▶ [THE PROBLEM]
The records are to be restated in their entirety, word for word.

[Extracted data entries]

----------

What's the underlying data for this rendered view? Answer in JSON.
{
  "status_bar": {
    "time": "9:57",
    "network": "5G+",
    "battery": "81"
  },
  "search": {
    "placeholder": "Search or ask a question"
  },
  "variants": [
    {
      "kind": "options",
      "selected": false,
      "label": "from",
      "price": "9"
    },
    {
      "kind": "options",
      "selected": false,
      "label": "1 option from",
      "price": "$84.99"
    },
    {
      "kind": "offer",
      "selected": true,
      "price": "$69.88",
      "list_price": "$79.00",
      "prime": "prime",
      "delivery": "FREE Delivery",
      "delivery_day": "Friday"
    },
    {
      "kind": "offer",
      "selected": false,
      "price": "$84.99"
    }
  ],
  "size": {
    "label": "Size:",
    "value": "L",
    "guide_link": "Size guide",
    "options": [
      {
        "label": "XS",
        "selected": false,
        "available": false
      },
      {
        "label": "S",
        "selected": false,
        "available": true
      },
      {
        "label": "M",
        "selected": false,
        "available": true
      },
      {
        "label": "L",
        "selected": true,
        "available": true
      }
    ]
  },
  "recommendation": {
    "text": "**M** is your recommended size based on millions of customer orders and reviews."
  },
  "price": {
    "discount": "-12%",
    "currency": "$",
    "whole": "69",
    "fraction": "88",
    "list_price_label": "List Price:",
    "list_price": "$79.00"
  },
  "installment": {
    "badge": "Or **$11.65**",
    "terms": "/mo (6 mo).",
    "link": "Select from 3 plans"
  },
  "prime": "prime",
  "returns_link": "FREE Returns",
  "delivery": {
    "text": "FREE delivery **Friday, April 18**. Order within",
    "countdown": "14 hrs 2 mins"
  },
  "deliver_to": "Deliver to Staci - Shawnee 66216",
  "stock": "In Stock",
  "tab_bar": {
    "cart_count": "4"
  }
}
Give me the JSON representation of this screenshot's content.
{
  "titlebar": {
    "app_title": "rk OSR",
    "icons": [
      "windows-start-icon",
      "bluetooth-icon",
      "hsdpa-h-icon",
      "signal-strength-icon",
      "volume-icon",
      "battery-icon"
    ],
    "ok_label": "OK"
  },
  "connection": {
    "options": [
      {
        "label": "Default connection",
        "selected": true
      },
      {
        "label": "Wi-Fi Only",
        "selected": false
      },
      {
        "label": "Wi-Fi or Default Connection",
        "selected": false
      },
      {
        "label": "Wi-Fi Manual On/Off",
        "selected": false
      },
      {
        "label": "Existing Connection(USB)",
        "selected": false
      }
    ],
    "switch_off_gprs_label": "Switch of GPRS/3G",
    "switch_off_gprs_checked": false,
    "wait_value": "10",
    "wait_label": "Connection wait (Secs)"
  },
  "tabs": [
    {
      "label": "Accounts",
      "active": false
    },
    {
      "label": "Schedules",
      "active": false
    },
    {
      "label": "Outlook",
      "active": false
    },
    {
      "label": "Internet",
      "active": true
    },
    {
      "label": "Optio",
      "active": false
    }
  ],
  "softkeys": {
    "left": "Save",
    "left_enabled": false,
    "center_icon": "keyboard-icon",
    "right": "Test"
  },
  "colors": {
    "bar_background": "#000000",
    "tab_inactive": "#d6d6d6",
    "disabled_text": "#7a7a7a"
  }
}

----------

▶ [FINAL RESULT]
What's the underlying data for this rendered view? Answer in JSON.
{
  "status_bar": {
    "time": "9:57",
    "network": "5G+",
    "battery": "81"
  },
  "search": {
    "placeholder": "Search or ask a question"
  },
  "variants": [
    {
      "kind": "options",
      "selected": false,
      "label": "from",
      "price": "9"
    },
    {
      "kind": "options",
      "selected": false,
      "label": "1 option from",
      "price": "$84.99"
    },
    {
      "kind": "offer",
      "selected": true,
      "price": "$69.88",
      "list_price": "$79.00",
      "prime": "prime",
      "delivery": "FREE Delivery",
      "delivery_day": "Friday"
    },
    {
      "kind": "offer",
      "selected": false,
      "price": "$84.99"
    }
  ],
  "size": {
    "label": "Size:",
    "value": "L",
    "guide_link": "Size guide",
    "options": [
      {
        "label": "XS",
        "selected": false,
        "available": false
      },
      {
        "label": "S",
        "selected": false,
        "available": true
      },
      {
        "label": "M",
        "selected": false,
        "available": true
      },
      {
        "label": "L",
        "selected": true,
        "available": true
      }
    ]
  },
  "recommendation": {
    "text": "**M** is your recommended size based on millions of customer orders and reviews."
  },
  "price": {
    "discount": "-12%",
    "currency": "$",
    "whole": "69",
    "fraction": "88",
    "list_price_label": "List Price:",
    "list_price": "$79.00"
  },
  "installment": {
    "badge": "Or **$11.65**",
    "terms": "/mo (6 mo).",
    "link": "Select from 3 plans"
  },
  "prime": "prime",
  "returns_link": "FREE Returns",
  "delivery": {
    "text": "FREE delivery **Friday, April 18**. Order within",
    "countdown": "14 hrs 2 mins"
  },
  "deliver_to": "Deliver to Staci - Shawnee 66216",
  "stock": "In Stock",
  "tab_bar": {
    "cart_count": "4"
  }
}
Give me the JSON representation of this screenshot's content.
{
  "titlebar": {
    "app_title": "rk OSR",
    "icons": [
      "windows-start-icon",
      "bluetooth-icon",
      "hsdpa-h-icon",
      "signal-strength-icon",
      "volume-icon",
      "battery-icon"
    ],
    "ok_label": "OK"
  },
  "connection": {
    "options": [
      {
        "label": "Default connection",
        "selected": true
      },
      {
        "label": "Wi-Fi Only",
        "selected": false
      },
      {
        "label": "Wi-Fi or Default Connection",
        "selected": false
      },
      {
        "label": "Wi-Fi Manual On/Off",
        "selected": false
      },
      {
        "label": "Existing Connection(USB)",
        "selected": false
      }
    ],
    "switch_off_gprs_label": "Switch of GPRS/3G",
    "switch_off_gprs_checked": false,
    "wait_value": "10",
    "wait_label": "Connection wait (Secs)"
  },
  "tabs": [
    {
      "label": "Accounts",
      "active": false
    },
    {
      "label": "Schedules",
      "active": false
    },
    {
      "label": "Outlook",
      "active": false
    },
    {
      "label": "Internet",
      "active": true
    },
    {
      "label": "Optio",
      "active": false
    }
  ],
  "softkeys": {
    "left": "Save",
    "left_enabled": false,
    "center_icon": "keyboard-icon",
    "right": "Test"
  },
  "colors": {
    "bar_background": "#000000",
    "tab_inactive": "#d6d6d6",
    "disabled_text": "#7a7a7a"
  }
}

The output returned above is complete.